--- Exercise instructions ---
Pick out each line containing the string "Would" and copy it.

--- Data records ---
===

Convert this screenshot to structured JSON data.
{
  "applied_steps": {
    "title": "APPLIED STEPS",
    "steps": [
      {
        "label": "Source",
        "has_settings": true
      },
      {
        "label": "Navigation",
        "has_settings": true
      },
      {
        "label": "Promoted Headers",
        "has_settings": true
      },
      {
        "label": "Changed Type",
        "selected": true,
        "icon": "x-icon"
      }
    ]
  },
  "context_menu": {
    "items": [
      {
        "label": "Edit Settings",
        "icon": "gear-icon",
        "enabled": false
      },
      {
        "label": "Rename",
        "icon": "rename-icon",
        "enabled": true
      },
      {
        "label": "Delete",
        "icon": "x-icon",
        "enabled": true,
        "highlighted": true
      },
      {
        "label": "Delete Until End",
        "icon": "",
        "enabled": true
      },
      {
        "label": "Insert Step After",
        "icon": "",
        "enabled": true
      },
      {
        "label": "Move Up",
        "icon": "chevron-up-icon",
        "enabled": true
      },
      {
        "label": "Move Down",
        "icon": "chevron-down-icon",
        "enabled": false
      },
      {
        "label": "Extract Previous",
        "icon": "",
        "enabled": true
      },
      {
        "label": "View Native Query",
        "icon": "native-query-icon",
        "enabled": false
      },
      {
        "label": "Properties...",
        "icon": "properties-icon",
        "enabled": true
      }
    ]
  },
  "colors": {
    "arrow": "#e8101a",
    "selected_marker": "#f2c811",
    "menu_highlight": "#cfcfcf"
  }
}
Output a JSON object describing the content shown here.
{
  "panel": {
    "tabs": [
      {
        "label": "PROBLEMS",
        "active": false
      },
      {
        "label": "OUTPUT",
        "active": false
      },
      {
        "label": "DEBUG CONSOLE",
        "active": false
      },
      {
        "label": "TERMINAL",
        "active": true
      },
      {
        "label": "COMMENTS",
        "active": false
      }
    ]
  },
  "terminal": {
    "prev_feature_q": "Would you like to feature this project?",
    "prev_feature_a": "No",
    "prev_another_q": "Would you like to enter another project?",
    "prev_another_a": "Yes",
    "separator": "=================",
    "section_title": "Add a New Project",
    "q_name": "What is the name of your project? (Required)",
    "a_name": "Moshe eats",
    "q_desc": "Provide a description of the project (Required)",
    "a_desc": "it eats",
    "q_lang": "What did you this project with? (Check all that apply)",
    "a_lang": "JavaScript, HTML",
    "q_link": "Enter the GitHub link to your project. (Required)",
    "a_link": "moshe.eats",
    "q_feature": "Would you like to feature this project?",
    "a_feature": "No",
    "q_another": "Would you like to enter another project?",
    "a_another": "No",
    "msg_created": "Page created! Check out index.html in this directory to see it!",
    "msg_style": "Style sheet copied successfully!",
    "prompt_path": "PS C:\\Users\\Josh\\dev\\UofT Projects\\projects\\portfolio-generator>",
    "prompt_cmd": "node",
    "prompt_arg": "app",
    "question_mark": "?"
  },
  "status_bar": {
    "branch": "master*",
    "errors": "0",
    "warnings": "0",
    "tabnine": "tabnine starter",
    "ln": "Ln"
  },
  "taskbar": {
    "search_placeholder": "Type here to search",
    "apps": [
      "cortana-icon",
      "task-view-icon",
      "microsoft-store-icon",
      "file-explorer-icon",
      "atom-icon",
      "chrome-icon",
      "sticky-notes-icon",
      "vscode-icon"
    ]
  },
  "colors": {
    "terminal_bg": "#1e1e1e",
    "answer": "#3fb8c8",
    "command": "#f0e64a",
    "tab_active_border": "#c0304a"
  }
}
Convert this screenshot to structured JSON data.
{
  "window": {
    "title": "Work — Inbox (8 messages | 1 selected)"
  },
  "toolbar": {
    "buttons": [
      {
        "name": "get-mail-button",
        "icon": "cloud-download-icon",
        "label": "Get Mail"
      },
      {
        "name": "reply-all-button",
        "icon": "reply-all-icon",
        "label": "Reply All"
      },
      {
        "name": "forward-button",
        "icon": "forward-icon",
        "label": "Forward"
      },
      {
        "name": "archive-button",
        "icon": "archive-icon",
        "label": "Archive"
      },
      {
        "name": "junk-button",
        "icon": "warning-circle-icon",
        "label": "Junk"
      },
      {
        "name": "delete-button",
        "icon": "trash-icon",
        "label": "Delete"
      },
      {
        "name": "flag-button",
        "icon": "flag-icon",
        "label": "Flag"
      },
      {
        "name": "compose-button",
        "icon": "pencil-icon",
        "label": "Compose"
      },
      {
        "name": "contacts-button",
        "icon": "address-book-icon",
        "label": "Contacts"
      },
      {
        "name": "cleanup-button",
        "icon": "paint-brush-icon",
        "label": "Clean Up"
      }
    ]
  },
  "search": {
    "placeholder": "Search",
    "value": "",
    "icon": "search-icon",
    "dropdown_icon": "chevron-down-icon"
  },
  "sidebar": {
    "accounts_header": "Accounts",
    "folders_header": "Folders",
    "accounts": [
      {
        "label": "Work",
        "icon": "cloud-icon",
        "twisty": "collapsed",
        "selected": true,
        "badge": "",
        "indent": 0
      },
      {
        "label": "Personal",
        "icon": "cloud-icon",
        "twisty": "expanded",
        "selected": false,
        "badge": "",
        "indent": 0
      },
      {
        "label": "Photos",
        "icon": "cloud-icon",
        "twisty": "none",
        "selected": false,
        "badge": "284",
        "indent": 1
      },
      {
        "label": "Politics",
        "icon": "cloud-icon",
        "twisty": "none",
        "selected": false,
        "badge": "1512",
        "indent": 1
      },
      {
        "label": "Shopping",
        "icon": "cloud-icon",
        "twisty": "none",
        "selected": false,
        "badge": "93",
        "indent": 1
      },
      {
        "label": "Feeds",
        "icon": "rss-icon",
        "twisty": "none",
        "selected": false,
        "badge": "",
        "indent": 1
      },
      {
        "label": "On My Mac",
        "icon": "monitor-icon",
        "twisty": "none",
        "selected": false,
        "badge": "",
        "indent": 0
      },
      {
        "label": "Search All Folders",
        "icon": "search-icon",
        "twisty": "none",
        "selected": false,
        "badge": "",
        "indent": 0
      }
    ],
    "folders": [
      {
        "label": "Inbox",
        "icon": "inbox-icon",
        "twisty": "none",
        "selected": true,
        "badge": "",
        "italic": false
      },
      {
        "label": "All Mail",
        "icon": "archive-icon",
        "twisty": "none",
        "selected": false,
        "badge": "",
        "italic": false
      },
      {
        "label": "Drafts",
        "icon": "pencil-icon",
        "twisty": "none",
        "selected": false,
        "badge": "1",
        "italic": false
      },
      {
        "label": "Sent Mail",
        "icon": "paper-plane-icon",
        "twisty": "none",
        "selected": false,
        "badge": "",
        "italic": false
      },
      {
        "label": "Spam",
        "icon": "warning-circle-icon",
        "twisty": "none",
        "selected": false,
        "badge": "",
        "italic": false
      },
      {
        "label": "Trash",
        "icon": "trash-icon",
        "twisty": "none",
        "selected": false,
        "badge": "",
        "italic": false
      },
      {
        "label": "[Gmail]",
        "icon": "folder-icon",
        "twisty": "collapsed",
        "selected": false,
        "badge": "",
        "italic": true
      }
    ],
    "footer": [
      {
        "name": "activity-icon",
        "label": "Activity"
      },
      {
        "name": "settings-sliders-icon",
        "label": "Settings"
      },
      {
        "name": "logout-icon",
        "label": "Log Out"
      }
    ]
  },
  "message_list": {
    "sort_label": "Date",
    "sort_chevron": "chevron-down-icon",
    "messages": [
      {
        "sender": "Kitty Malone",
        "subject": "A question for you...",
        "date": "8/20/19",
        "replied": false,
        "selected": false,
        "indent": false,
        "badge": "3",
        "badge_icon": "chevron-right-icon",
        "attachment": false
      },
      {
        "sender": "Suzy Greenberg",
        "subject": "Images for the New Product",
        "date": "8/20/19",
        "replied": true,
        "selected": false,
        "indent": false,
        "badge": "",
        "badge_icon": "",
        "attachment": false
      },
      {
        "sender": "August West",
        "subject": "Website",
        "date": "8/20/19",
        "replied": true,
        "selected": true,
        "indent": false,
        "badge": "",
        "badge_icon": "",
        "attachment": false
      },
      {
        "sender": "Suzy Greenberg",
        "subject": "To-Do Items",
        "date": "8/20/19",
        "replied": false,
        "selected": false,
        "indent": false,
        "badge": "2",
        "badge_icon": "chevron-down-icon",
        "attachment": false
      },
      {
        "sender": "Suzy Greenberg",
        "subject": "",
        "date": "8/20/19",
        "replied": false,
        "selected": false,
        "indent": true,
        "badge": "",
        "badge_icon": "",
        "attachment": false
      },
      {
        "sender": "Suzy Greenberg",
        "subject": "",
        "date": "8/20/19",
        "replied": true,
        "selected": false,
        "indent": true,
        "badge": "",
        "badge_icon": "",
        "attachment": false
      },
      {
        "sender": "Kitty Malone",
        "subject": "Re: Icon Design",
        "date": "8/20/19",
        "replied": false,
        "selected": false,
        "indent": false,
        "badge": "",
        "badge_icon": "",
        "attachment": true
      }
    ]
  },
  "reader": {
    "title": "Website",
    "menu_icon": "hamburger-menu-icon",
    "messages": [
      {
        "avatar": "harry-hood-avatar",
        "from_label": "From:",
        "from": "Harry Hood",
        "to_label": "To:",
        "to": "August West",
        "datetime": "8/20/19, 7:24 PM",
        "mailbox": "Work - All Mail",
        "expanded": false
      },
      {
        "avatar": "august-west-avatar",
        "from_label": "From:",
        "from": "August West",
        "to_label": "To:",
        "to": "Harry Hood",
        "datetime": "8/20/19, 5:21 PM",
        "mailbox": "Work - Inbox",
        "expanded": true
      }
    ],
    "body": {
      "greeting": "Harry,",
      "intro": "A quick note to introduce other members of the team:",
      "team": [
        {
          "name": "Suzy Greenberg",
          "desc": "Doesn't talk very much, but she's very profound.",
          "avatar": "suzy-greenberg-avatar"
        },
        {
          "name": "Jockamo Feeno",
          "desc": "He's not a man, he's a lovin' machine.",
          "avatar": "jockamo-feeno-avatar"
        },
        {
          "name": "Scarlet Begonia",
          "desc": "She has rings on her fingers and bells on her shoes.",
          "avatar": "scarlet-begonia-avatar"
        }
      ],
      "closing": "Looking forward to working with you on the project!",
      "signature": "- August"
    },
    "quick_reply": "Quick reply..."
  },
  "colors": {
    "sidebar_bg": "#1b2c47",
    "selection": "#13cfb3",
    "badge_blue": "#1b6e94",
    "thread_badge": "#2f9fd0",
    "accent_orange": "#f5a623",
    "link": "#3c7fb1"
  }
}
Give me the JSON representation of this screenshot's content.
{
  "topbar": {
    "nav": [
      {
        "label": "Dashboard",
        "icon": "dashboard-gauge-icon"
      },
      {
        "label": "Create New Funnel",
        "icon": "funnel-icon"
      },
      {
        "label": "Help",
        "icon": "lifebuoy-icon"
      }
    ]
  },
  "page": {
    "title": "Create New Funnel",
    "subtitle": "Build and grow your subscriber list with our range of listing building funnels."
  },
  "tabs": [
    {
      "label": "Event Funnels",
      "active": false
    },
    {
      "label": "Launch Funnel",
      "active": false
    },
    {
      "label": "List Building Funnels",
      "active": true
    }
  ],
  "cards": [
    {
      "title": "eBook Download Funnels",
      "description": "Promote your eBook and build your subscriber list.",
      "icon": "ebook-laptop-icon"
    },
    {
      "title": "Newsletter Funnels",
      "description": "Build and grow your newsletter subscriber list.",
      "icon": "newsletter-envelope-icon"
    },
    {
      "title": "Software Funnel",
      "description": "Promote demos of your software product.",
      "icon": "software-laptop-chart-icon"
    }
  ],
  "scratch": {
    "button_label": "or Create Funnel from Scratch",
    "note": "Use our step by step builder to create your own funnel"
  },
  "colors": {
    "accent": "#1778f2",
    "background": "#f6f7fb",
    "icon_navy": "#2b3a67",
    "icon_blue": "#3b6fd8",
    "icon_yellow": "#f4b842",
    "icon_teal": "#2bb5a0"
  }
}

===

--- In response ---
    "prev_feature_q": "Would you like to feature this project?",
    "prev_another_q": "Would you like to enter another project?",
    "q_feature": "Would you like to feature this project?",
    "q_another": "Would you like to enter another project?",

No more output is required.